— Written instruction —
Output each entry exactly; skip nothing.

Items from a dataset
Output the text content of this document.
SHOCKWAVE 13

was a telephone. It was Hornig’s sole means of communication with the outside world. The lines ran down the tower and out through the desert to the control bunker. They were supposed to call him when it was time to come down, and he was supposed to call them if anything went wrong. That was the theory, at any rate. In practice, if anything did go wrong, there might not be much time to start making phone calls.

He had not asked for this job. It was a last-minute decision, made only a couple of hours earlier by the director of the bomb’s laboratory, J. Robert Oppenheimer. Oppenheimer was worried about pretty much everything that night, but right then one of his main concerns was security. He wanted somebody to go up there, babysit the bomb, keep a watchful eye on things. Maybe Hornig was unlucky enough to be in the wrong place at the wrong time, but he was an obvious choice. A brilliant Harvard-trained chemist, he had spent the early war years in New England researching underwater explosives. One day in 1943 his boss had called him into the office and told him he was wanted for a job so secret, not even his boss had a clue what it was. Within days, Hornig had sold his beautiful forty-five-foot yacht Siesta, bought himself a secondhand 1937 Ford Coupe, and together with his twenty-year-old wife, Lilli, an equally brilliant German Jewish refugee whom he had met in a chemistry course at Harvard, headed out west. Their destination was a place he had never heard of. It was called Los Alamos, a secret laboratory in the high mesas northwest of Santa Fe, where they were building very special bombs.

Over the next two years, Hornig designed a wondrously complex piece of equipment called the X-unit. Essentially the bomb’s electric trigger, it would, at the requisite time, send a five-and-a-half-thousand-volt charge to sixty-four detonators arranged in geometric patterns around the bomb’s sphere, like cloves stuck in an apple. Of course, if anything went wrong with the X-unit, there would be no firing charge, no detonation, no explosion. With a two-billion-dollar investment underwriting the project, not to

— Solved problem —
Output the text content of this document.
SHOCKWAVE 13

was a telephone. It was Hornig’s sole means of communication with the outside world. The lines ran down the tower and out through the desert to the control bunker. They were supposed to call him when it was time to come down, and he was supposed to call them if anything went wrong. That was the theory, at any rate. In practice, if anything did go wrong, there might not be much time to start making phone calls.

He had not asked for this job. It was a last-minute decision, made only a couple of hours earlier by the director of the bomb’s laboratory, J. Robert Oppenheimer. Oppenheimer was worried about pretty much everything that night, but right then one of his main concerns was security. He wanted somebody to go up there, babysit the bomb, keep a watchful eye on things. Maybe Hornig was unlucky enough to be in the wrong place at the wrong time, but he was an obvious choice. A brilliant Harvard-trained chemist, he had spent the early war years in New England researching underwater explosives. One day in 1943 his boss had called him into the office and told him he was wanted for a job so secret, not even his boss had a clue what it was. Within days, Hornig had sold his beautiful forty-five-foot yacht Siesta, bought himself a secondhand 1937 Ford Coupe, and together with his twenty-year-old wife, Lilli, an equally brilliant German Jewish refugee whom he had met in a chemistry course at Harvard, headed out west. Their destination was a place he had never heard of. It was called Los Alamos, a secret laboratory in the high mesas northwest of Santa Fe, where they were building very special bombs.

Over the next two years, Hornig designed a wondrously complex piece of equipment called the X-unit. Essentially the bomb’s electric trigger, it would, at the requisite time, send a five-and-a-half-thousand-volt charge to sixty-four detonators arranged in geometric patterns around the bomb’s sphere, like cloves stuck in an apple. Of course, if anything went wrong with the X-unit, there would be no firing charge, no detonation, no explosion. With a two-billion-dollar investment underwriting the project, not to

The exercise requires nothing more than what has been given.